Stored records
**********

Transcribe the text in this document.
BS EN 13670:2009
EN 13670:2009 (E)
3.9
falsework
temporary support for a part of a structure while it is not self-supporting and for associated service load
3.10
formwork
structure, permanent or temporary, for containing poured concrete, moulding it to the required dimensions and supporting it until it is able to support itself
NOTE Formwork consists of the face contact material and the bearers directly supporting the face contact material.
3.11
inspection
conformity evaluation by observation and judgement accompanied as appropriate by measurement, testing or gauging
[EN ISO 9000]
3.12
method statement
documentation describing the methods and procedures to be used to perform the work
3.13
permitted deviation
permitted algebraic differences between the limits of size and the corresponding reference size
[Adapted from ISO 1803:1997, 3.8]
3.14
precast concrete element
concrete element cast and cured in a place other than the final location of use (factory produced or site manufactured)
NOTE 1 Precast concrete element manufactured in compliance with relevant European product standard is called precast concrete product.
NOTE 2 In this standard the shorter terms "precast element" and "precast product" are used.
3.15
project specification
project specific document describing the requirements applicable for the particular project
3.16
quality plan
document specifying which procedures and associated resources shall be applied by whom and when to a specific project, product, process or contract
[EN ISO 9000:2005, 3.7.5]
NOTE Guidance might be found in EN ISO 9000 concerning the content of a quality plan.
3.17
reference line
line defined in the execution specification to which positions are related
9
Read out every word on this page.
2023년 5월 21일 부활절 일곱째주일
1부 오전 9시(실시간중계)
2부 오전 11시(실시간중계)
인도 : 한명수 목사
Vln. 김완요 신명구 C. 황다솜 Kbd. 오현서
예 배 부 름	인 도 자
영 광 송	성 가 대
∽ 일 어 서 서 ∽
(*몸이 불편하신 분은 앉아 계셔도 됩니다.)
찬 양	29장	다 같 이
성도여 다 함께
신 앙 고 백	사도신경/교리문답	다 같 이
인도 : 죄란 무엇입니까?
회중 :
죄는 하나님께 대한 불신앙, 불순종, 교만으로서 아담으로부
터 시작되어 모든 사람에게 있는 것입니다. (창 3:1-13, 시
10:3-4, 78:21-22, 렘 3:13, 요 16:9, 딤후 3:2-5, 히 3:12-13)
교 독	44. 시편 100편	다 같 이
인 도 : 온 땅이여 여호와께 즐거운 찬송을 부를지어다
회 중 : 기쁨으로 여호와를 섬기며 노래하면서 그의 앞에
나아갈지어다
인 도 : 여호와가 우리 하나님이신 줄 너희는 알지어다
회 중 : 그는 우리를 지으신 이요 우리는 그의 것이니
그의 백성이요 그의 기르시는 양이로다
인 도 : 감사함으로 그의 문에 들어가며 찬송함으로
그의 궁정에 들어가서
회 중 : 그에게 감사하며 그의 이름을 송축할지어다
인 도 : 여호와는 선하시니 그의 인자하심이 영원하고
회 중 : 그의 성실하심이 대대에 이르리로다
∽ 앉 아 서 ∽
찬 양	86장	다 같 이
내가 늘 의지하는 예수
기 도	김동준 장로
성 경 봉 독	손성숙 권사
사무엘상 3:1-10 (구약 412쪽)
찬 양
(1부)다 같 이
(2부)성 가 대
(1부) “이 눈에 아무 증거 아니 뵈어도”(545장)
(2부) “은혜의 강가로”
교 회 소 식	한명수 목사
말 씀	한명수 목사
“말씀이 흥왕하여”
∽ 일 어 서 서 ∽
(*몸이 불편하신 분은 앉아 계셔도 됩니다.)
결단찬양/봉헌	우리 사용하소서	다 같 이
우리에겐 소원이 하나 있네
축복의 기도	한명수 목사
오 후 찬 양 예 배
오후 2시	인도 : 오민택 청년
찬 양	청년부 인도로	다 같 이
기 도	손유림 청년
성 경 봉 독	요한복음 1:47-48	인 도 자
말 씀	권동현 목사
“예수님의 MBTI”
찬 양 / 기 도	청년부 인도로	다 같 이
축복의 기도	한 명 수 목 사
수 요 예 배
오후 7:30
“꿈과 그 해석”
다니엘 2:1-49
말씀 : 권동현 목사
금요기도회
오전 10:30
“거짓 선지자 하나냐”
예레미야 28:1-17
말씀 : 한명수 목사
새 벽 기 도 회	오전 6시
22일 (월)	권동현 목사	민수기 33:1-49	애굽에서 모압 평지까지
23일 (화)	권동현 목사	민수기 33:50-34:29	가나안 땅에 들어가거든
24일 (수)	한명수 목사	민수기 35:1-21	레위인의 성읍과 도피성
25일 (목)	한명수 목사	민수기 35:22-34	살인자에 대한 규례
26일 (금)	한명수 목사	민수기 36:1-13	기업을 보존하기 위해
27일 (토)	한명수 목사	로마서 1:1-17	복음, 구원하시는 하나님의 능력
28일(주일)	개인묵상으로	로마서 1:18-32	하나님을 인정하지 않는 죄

**********

STATED TASK: Extract from the material all lines containing the string "this".

FULL SOLUTION:
Transcribe the text in this document.
NOTE 2 In this standard the shorter terms "precast element" and "precast product" are used.
Read out every word on this page.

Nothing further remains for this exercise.